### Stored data
┌──

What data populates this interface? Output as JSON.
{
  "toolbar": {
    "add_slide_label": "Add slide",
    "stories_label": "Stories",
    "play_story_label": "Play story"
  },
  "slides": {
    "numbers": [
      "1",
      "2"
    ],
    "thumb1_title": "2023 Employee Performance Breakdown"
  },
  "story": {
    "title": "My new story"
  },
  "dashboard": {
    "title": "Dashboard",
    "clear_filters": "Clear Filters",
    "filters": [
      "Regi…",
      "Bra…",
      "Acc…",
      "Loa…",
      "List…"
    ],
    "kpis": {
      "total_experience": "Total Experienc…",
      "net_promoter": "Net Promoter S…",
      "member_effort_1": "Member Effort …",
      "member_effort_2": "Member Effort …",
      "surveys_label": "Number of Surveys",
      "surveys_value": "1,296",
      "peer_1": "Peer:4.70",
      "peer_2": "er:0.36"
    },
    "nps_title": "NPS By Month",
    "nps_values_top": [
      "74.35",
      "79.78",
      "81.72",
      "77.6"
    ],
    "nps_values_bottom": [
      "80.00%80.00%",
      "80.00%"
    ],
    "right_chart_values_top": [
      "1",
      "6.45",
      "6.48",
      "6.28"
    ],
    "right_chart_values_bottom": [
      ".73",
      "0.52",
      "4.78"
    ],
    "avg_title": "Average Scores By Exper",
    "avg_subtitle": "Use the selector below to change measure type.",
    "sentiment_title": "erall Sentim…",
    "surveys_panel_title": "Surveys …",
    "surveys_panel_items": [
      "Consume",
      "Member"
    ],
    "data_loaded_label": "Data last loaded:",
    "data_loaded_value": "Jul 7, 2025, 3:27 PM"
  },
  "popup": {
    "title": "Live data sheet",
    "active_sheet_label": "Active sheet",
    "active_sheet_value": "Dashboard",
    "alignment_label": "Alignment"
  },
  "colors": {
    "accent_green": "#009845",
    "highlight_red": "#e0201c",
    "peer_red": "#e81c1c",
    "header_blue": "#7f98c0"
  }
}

└──
┌──

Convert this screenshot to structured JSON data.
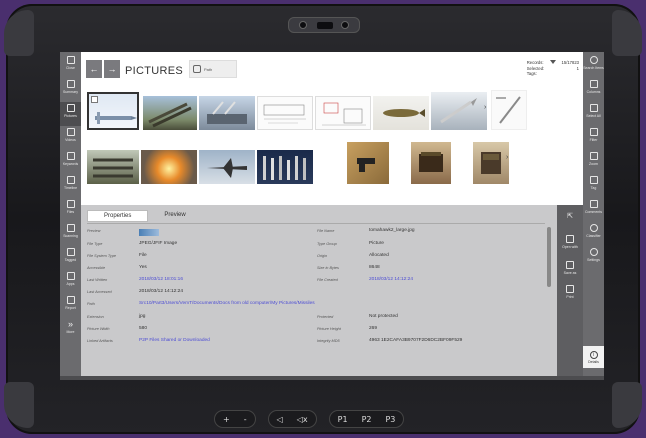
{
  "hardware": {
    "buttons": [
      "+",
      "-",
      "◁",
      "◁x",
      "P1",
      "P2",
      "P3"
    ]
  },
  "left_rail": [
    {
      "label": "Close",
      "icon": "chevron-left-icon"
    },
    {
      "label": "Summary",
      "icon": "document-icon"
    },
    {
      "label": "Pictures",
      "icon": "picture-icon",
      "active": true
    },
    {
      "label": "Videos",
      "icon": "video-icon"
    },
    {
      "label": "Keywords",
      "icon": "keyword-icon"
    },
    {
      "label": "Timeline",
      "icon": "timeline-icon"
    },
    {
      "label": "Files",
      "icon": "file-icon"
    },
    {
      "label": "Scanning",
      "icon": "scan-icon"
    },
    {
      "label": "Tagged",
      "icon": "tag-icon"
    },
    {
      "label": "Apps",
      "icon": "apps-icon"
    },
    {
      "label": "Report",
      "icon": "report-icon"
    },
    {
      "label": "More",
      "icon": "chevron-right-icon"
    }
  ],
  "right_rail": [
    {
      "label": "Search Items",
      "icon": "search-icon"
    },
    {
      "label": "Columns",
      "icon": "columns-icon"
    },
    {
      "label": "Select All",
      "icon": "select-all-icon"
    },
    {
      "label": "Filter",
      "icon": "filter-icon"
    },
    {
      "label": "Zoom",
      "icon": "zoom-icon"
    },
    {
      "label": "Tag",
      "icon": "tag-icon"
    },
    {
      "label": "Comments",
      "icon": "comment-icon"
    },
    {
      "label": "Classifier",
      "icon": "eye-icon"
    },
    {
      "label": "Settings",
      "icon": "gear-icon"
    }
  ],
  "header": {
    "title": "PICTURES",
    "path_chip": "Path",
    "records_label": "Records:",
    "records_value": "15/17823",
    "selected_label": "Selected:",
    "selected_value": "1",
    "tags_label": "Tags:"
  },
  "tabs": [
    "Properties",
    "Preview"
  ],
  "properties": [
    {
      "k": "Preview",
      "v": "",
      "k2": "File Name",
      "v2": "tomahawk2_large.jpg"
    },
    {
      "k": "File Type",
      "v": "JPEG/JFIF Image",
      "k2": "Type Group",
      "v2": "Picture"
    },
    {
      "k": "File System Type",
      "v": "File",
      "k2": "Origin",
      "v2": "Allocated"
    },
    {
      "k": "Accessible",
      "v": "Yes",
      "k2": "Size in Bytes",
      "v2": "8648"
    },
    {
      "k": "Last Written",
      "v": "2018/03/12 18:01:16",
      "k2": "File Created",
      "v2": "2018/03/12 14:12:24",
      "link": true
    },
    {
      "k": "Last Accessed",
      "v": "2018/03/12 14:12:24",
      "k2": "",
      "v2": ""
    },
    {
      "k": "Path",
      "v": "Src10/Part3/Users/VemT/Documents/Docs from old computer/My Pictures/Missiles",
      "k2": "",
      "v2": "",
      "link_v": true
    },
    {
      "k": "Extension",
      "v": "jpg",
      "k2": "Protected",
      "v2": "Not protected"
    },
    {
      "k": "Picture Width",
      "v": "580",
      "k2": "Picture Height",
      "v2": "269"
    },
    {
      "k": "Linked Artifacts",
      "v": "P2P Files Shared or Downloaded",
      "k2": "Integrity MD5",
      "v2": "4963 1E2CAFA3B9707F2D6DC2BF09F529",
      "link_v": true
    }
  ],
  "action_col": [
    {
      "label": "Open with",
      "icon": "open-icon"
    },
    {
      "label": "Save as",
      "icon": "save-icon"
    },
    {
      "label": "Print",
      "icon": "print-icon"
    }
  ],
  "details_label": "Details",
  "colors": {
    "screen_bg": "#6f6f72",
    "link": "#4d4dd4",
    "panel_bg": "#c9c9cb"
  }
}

└──

### WRITTEN INSTRUCTION
Scan the material above for the string "story" and report each line where you find it.

### COMPLETED TASK
    "play_story_label": "Play story"
  "story": {
    "title": "My new story"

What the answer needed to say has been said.